• _GIVEN REQUEST_
The records below must be written out exactly, with every picture left behind.

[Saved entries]
━━━━
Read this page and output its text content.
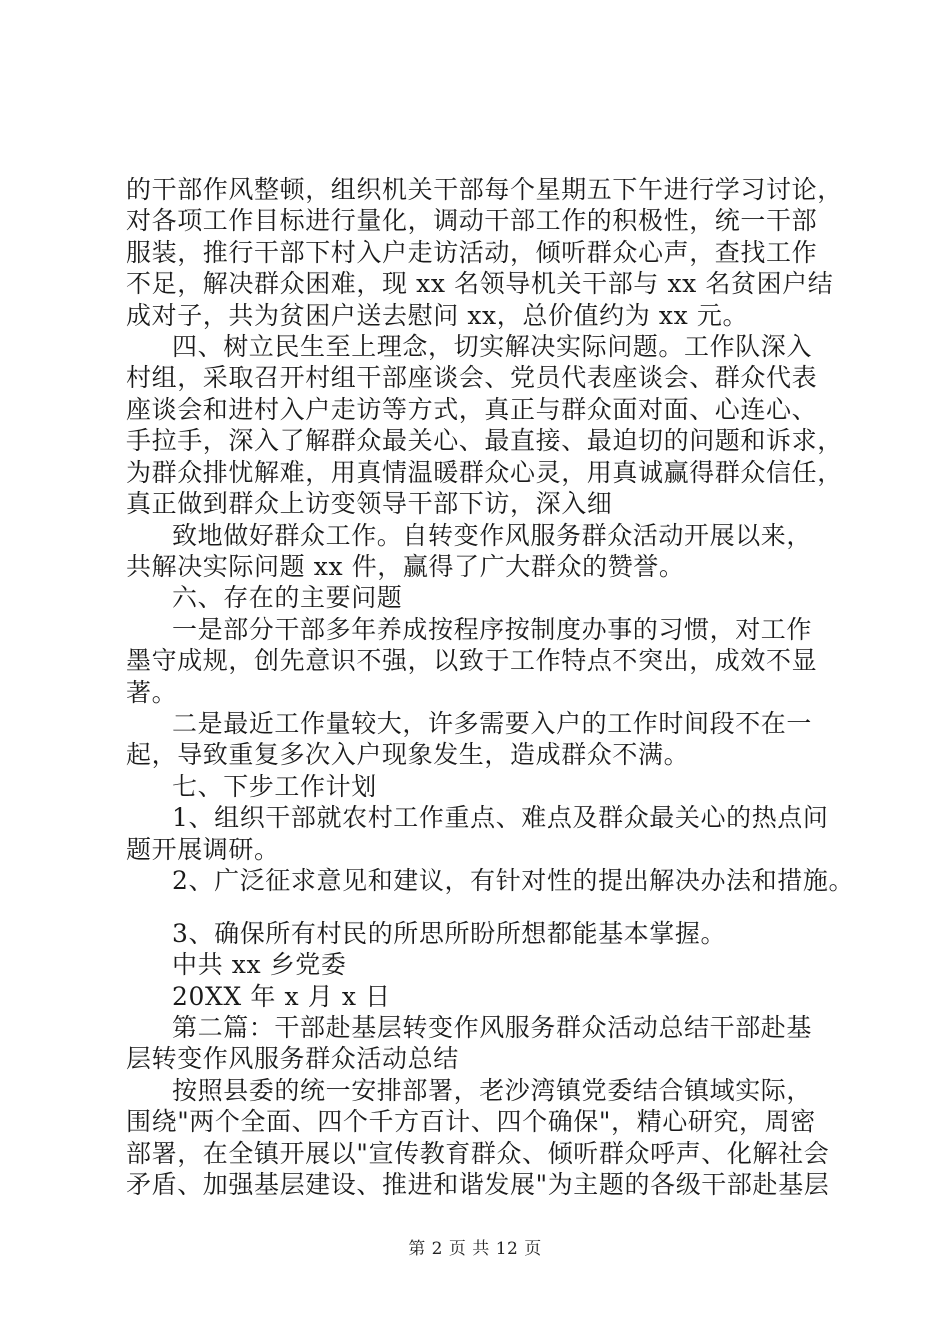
的干部作风整顿，组织机关干部每个星期五下午进行学习讨论，
对各项工作目标进行量化，调动干部工作的积极性，统一干部
服装，推行干部下村入户走访活动，倾听群众心声，查找工作
不足，解决群众困难，现 xx 名领导机关干部与 xx 名贫困户结
成对子，共为贫困户送去慰问 xx，总价值约为 xx 元。
四、树立民生至上理念，切实解决实际问题。工作队深入
村组，采取召开村组干部座谈会、党员代表座谈会、群众代表
座谈会和进村入户走访等方式，真正与群众面对面、心连心、
手拉手，深入了解群众最关心、最直接、最迫切的问题和诉求，
为群众排忧解难，用真情温暖群众心灵，用真诚赢得群众信任，
真正做到群众上访变领导干部下访，深入细
致地做好群众工作。自转变作风服务群众活动开展以来，
共解决实际问题 xx 件，赢得了广大群众的赞誉。
六、存在的主要问题
一是部分干部多年养成按程序按制度办事的习惯，对工作
墨守成规，创先意识不强，以致于工作特点不突出，成效不显
著。
二是最近工作量较大，许多需要入户的工作时间段不在一
起，导致重复多次入户现象发生，造成群众不满。
七、下步工作计划
1、组织干部就农村工作重点、难点及群众最关心的热点问
题开展调研。
2、广泛征求意见和建议，有针对性的提出解决办法和措施。
3、确保所有村民的所思所盼所想都能基本掌握。
中共 xx 乡党委
20XX 年 x 月 x 日
第二篇：干部赴基层转变作风服务群众活动总结干部赴基
层转变作风服务群众活动总结
按照县委的统一安排部署，老沙湾镇党委结合镇域实际，
围绕"两个全面、四个千方百计、四个确保"，精心研究，周密
部署，在全镇开展以"宣传教育群众、倾听群众呼声、化解社会
矛盾、加强基层建设、推进和谐发展"为主题的各级干部赴基层
第 2 页 共 12 页
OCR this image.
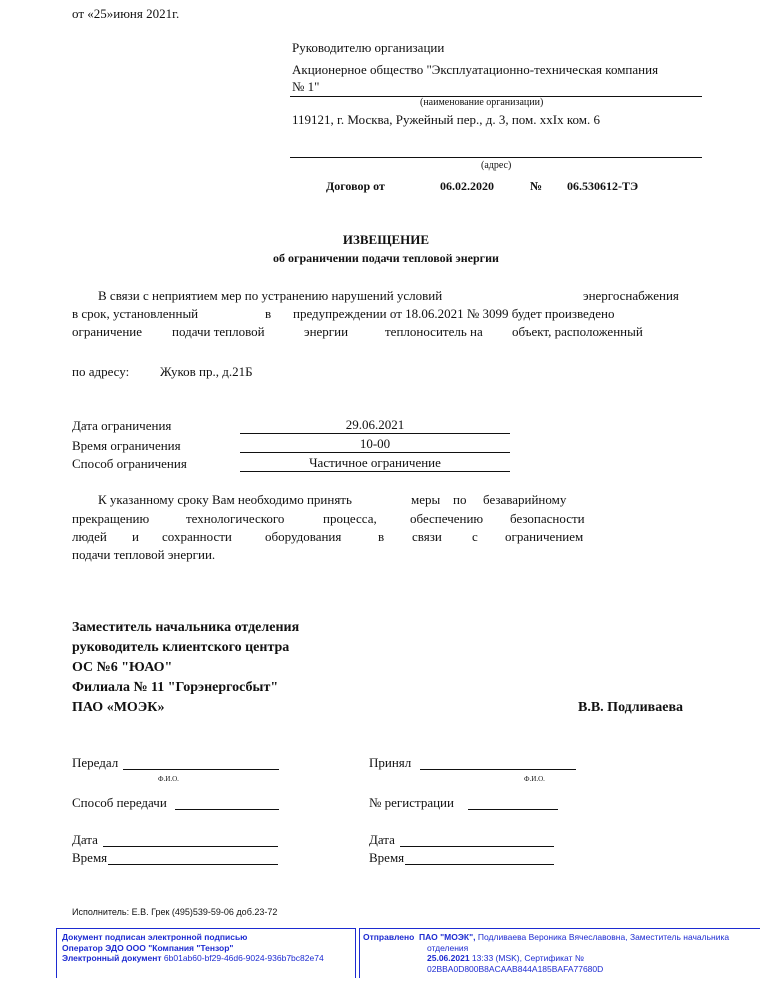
от «25»июня 2021г.
Руководителю организации
Акционерное общество "Эксплуатационно-техническая компания
№ 1"
(наименование организации)
119121, г. Москва, Ружейный пер., д. 3, пом. xxIx ком. 6
(адрес)
Договор от	06.02.2020	№ 06.530612-ТЭ
ИЗВЕЩЕНИЕ
об ограничении подачи тепловой энергии
В связи с неприятием мер по устранению нарушений условий	энергоснабжения
в срок, установленный	в предупреждении от 18.06.2021 № 3099 будет произведено
ограничение подачи тепловой	энергии	теплоноситель на объект, расположенный
по адресу: Жуков пр., д.21Б
Дата ограничения	29.06.2021
Время ограничения	10-00
Способ ограничения	Частичное ограничение
К указанному сроку Вам необходимо принять	меры по безаварийному
прекращению	технологического	процесса,	обеспечению безопасности
людей и сохранности	оборудования	в связи с ограничением
подачи тепловой энергии.
Заместитель начальника отделения
руководитель клиентского центра
ОС №6 "ЮАО"
Филиала № 11 "Горэнергосбыт"
ПАО «МОЭК»	В.В. Подливаева
Передал
Ф.И.О.
Принял
Ф.И.О.
Способ передачи	№ регистрации
Дата
Время
Дата
Время
Исполнитель: Е.В. Грек (495)539-59-06 доб.23-72
Документ подписан электронной подписью
Оператор ЭДО ООО "Компания "Тензор"
Электронный документ 6b01ab60-bf29-46d6-9024-936b7bc82e74
Отправлено ПАО "МОЭК", Подливаева Вероника Вячеславовна, Заместитель начальника
отделения
25.06.2021 13:33 (MSK), Сертификат №
02BBA0D800B8ACAAB844A185BAFA77680D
━━━━
• _EXERCISE ANSWER_
Read this page and output its text content.
的干部作风整顿，组织机关干部每个星期五下午进行学习讨论，
对各项工作目标进行量化，调动干部工作的积极性，统一干部
服装，推行干部下村入户走访活动，倾听群众心声，查找工作
不足，解决群众困难，现 xx 名领导机关干部与 xx 名贫困户结
成对子，共为贫困户送去慰问 xx，总价值约为 xx 元。
四、树立民生至上理念，切实解决实际问题。工作队深入
村组，采取召开村组干部座谈会、党员代表座谈会、群众代表
座谈会和进村入户走访等方式，真正与群众面对面、心连心、
手拉手，深入了解群众最关心、最直接、最迫切的问题和诉求，
为群众排忧解难，用真情温暖群众心灵，用真诚赢得群众信任，
真正做到群众上访变领导干部下访，深入细
致地做好群众工作。自转变作风服务群众活动开展以来，
共解决实际问题 xx 件，赢得了广大群众的赞誉。
六、存在的主要问题
一是部分干部多年养成按程序按制度办事的习惯，对工作
墨守成规，创先意识不强，以致于工作特点不突出，成效不显
著。
二是最近工作量较大，许多需要入户的工作时间段不在一
起，导致重复多次入户现象发生，造成群众不满。
七、下步工作计划
1、组织干部就农村工作重点、难点及群众最关心的热点问
题开展调研。
2、广泛征求意见和建议，有针对性的提出解决办法和措施。
3、确保所有村民的所思所盼所想都能基本掌握。
中共 xx 乡党委
20XX 年 x 月 x 日
第二篇：干部赴基层转变作风服务群众活动总结干部赴基
层转变作风服务群众活动总结
按照县委的统一安排部署，老沙湾镇党委结合镇域实际，
围绕"两个全面、四个千方百计、四个确保"，精心研究，周密
部署，在全镇开展以"宣传教育群众、倾听群众呼声、化解社会
矛盾、加强基层建设、推进和谐发展"为主题的各级干部赴基层
第 2 页 共 12 页
OCR this image.
от «25»июня 2021г.
Руководителю организации
Акционерное общество "Эксплуатационно-техническая компания
№ 1"
(наименование организации)
119121, г. Москва, Ружейный пер., д. 3, пом. xxIx ком. 6
(адрес)
Договор от	06.02.2020	№ 06.530612-ТЭ
ИЗВЕЩЕНИЕ
об ограничении подачи тепловой энергии
В связи с неприятием мер по устранению нарушений условий	энергоснабжения
в срок, установленный	в предупреждении от 18.06.2021 № 3099 будет произведено
ограничение подачи тепловой	энергии	теплоноситель на объект, расположенный
по адресу: Жуков пр., д.21Б
Дата ограничения	29.06.2021
Время ограничения	10-00
Способ ограничения	Частичное ограничение
К указанному сроку Вам необходимо принять	меры по безаварийному
прекращению	технологического	процесса,	обеспечению безопасности
людей и сохранности	оборудования	в связи с ограничением
подачи тепловой энергии.
Заместитель начальника отделения
руководитель клиентского центра
ОС №6 "ЮАО"
Филиала № 11 "Горэнергосбыт"
ПАО «МОЭК»	В.В. Подливаева
Передал
Ф.И.О.
Принял
Ф.И.О.
Способ передачи	№ регистрации
Дата
Время
Дата
Время
Исполнитель: Е.В. Грек (495)539-59-06 доб.23-72
Документ подписан электронной подписью
Оператор ЭДО ООО "Компания "Тензор"
Электронный документ 6b01ab60-bf29-46d6-9024-936b7bc82e74
Отправлено ПАО "МОЭК", Подливаева Вероника Вячеславовна, Заместитель начальника
отделения
25.06.2021 13:33 (MSK), Сертификат №
02BBA0D800B8ACAAB844A185BAFA77680D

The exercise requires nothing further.